++++ Dataset
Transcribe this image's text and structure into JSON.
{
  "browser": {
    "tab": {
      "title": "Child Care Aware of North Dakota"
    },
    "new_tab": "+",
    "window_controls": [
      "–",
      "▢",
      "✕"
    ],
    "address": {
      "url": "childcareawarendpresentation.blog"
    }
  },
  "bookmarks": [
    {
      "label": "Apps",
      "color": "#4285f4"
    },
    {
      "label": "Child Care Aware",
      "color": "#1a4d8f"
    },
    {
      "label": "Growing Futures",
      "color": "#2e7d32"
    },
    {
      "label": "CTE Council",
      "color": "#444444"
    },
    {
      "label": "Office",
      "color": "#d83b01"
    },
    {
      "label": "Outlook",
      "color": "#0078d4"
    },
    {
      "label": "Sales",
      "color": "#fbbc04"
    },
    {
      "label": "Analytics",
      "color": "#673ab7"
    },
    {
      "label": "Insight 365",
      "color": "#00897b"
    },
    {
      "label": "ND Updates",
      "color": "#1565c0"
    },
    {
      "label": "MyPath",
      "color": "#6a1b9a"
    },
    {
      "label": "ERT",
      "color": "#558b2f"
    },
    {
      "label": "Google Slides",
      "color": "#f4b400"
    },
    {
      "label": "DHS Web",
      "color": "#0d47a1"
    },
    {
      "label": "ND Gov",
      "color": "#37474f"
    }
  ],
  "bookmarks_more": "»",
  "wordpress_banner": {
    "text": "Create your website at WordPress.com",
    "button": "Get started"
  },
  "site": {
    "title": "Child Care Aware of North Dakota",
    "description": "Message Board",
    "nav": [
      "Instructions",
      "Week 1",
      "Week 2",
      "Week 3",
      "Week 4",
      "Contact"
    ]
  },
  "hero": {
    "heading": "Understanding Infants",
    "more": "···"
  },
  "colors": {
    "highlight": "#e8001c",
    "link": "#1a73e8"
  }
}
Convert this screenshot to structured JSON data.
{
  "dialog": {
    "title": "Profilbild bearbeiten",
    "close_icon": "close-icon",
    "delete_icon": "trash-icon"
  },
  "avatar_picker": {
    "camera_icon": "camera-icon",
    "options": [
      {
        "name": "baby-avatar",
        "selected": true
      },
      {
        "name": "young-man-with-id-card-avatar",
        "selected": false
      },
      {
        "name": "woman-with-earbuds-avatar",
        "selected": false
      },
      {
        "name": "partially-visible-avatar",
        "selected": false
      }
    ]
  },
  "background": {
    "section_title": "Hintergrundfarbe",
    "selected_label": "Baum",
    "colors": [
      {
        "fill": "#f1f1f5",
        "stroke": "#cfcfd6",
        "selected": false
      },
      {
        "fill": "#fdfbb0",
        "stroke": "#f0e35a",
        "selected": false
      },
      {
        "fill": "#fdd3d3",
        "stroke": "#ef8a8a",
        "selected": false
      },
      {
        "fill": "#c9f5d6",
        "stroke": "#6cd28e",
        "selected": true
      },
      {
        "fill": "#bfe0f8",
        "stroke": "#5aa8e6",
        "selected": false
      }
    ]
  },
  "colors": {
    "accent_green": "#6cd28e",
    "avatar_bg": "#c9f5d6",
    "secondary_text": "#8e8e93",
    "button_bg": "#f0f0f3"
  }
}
++++++++
All of the data shown above must be copied exactly.

Transcribe this image's text and structure into JSON.
{
  "browser": {
    "tab": {
      "title": "Child Care Aware of North Dakota"
    },
    "new_tab": "+",
    "window_controls": [
      "–",
      "▢",
      "✕"
    ],
    "address": {
      "url": "childcareawarendpresentation.blog"
    }
  },
  "bookmarks": [
    {
      "label": "Apps",
      "color": "#4285f4"
    },
    {
      "label": "Child Care Aware",
      "color": "#1a4d8f"
    },
    {
      "label": "Growing Futures",
      "color": "#2e7d32"
    },
    {
      "label": "CTE Council",
      "color": "#444444"
    },
    {
      "label": "Office",
      "color": "#d83b01"
    },
    {
      "label": "Outlook",
      "color": "#0078d4"
    },
    {
      "label": "Sales",
      "color": "#fbbc04"
    },
    {
      "label": "Analytics",
      "color": "#673ab7"
    },
    {
      "label": "Insight 365",
      "color": "#00897b"
    },
    {
      "label": "ND Updates",
      "color": "#1565c0"
    },
    {
      "label": "MyPath",
      "color": "#6a1b9a"
    },
    {
      "label": "ERT",
      "color": "#558b2f"
    },
    {
      "label": "Google Slides",
      "color": "#f4b400"
    },
    {
      "label": "DHS Web",
      "color": "#0d47a1"
    },
    {
      "label": "ND Gov",
      "color": "#37474f"
    }
  ],
  "bookmarks_more": "»",
  "wordpress_banner": {
    "text": "Create your website at WordPress.com",
    "button": "Get started"
  },
  "site": {
    "title": "Child Care Aware of North Dakota",
    "description": "Message Board",
    "nav": [
      "Instructions",
      "Week 1",
      "Week 2",
      "Week 3",
      "Week 4",
      "Contact"
    ]
  },
  "hero": {
    "heading": "Understanding Infants",
    "more": "···"
  },
  "colors": {
    "highlight": "#e8001c",
    "link": "#1a73e8"
  }
}
Convert this screenshot to structured JSON data.
{
  "dialog": {
    "title": "Profilbild bearbeiten",
    "close_icon": "close-icon",
    "delete_icon": "trash-icon"
  },
  "avatar_picker": {
    "camera_icon": "camera-icon",
    "options": [
      {
        "name": "baby-avatar",
        "selected": true
      },
      {
        "name": "young-man-with-id-card-avatar",
        "selected": false
      },
      {
        "name": "woman-with-earbuds-avatar",
        "selected": false
      },
      {
        "name": "partially-visible-avatar",
        "selected": false
      }
    ]
  },
  "background": {
    "section_title": "Hintergrundfarbe",
    "selected_label": "Baum",
    "colors": [
      {
        "fill": "#f1f1f5",
        "stroke": "#cfcfd6",
        "selected": false
      },
      {
        "fill": "#fdfbb0",
        "stroke": "#f0e35a",
        "selected": false
      },
      {
        "fill": "#fdd3d3",
        "stroke": "#ef8a8a",
        "selected": false
      },
      {
        "fill": "#c9f5d6",
        "stroke": "#6cd28e",
        "selected": true
      },
      {
        "fill": "#bfe0f8",
        "stroke": "#5aa8e6",
        "selected": false
      }
    ]
  },
  "colors": {
    "accent_green": "#6cd28e",
    "avatar_bg": "#c9f5d6",
    "secondary_text": "#8e8e93",
    "button_bg": "#f0f0f3"
  }
}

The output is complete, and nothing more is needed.